▸ **TESTO DI PARTENZA**
Sciopero in corso all’ex Ilva di Taranto. I lavoratori di Acciaierie Italia, del sistema degli appalti e di Ilva in amministrazione straordinaria incrociano le braccia per 24 ore dopo che i sindacati sono usciti insoddisfatti e delusi dall’incontro di mercoledì a Palazzo Chigi con il governo. Oggi è anche il giorno dell’evento “Steel Commitment 2023”, incontro commerciale con i clienti organizzato da Acciaierie d’Italia nello stabilimento di Taranto, e secondo le organizzazioni sindacali l’azienda intende presentare una “realtà distorta”.

“Non abbiamo ricevuto nessuna chiara risposta su come il governo intenda risolvere questa annosa vertenza”, hanno fatto sapere Fiom, Fim e Uilm, che hanno “ricordato tutti gli impegni disattesi da parte di ArcelorMittal”. Un elenco sterminato che parte dalla “mancata applicazione del piano industriale condiviso con i sindacati con l’accordo” del 6 settembre 2018, passa per “la messa in cassa integrazione di circa 5.000 lavoratori, oltre a quelli dell’indotto” e il mancato raggiungimento dell’obiettivo di 6 milioni di tonnellate annue di acciaio fino ai “mancati investimenti per l’efficienza degli impianti, con gravi rischi di sicurezza” e la “mancata trasparenza sull’utilizzo dei 400 milioni per l’ingresso di Invitalia nel capitale sociale e degli ulteriori 680 milioni immessi quest’anno dallo stesso socio pubblico”.

▸ **DESCRIZIONE DEL COMPITO**
Per favore, prosegui il testo sullo sciopero all'ex Ilva di Taranto partendo dopo la sua ultima frase. I record non hanno alcun ruolo in questo esercizio.

▸ **RECORD FORNITI**
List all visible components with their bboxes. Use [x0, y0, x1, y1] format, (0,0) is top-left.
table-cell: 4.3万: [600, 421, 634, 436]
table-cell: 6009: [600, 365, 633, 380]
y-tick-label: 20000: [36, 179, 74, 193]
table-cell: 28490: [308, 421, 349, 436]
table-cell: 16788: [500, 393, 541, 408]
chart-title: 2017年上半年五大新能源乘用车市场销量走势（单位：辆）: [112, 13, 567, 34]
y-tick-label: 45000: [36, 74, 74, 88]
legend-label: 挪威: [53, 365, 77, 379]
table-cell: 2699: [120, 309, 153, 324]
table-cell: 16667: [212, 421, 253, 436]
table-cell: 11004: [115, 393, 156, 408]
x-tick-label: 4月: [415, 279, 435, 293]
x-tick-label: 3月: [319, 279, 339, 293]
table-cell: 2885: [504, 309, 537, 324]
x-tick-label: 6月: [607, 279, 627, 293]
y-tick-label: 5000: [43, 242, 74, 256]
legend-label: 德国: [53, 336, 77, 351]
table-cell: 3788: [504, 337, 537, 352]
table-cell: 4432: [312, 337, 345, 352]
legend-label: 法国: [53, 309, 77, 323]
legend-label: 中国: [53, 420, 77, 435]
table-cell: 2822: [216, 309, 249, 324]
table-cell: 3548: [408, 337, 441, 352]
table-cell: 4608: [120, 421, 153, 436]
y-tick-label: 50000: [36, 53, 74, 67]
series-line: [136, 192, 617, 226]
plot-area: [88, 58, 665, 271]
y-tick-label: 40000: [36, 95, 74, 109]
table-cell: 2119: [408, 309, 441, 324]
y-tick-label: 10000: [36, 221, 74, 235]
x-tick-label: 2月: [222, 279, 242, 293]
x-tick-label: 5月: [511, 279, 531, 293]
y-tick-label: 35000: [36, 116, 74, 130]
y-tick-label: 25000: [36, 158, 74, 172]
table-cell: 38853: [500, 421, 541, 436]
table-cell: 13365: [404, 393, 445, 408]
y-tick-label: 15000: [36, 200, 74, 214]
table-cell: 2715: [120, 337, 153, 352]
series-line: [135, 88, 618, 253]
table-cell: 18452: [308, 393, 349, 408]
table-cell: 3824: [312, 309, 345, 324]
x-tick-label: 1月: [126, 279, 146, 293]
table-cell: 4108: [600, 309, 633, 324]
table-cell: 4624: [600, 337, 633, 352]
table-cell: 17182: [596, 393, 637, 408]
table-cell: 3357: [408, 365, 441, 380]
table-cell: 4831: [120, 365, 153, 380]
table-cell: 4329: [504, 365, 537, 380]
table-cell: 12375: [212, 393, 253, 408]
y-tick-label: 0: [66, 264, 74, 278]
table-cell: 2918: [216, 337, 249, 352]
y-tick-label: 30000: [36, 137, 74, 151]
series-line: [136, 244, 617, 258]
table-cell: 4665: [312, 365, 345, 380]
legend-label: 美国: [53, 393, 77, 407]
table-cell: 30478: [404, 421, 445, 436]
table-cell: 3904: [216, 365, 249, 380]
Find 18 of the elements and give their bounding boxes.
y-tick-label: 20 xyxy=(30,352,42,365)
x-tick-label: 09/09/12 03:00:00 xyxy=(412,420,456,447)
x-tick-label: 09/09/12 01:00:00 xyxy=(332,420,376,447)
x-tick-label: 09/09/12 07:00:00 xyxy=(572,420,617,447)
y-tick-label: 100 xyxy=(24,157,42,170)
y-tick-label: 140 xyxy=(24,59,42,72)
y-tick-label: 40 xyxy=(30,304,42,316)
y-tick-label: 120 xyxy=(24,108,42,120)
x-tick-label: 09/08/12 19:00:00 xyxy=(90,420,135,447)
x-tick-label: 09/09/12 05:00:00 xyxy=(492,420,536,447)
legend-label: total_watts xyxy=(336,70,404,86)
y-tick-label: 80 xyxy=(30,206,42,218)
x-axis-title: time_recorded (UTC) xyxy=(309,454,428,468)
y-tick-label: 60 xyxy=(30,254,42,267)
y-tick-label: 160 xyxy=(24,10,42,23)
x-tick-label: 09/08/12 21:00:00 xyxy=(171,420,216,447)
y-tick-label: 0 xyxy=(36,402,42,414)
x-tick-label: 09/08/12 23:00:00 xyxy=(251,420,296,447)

▸ **RISULTATO RICHIESTO**
“Restiamo stupiti ed esterrefatti dall’aver appreso dal governo dell’interlocuzione in atto con ArcelorMittal per raggiungere un nuovo accordo, dopo quello di marzo 2020 a noi a tutt’oggi sconosciuto, che nella sua realizzazione sta mantenendo come filo di continuità con i Governi precedenti l’esclusione dei lavoratori e dei loro rappresentanti sindacali”, hanno aggiunto le sigle metalmeccaniche che contestano “il mancato rispetto delle leggi e dei contratti di lavoro e l’uso massiccio della Cigs, con il depauperamento delle professionalità e delle competenze presenti in azienda”.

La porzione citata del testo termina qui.